Task brief: Below is a listing. Gather each line of it that contains "icon".
# Start of Stored records
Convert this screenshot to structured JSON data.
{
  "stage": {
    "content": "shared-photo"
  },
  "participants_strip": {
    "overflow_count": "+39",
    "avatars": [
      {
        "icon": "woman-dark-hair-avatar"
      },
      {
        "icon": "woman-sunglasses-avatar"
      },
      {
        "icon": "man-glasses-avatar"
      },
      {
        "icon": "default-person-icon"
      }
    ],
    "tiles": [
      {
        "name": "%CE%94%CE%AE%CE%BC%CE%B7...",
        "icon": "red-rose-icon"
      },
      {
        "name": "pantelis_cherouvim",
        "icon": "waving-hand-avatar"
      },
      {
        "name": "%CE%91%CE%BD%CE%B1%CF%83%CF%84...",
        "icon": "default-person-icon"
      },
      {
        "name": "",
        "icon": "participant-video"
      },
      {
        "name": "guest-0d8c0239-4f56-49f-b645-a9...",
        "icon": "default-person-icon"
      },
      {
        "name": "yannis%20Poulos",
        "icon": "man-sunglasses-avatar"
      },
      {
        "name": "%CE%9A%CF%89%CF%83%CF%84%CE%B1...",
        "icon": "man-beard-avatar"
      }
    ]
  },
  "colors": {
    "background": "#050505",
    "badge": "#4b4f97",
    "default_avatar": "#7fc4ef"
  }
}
# End of Stored records
Solution to the exercise:
        "icon": "woman-dark-hair-avatar"
        "icon": "woman-sunglasses-avatar"
        "icon": "man-glasses-avatar"
        "icon": "default-person-icon"
        "icon": "red-rose-icon"
        "icon": "waving-hand-avatar"
        "icon": "default-person-icon"
        "icon": "participant-video"
        "icon": "default-person-icon"
        "icon": "man-sunglasses-avatar"
        "icon": "man-beard-avatar"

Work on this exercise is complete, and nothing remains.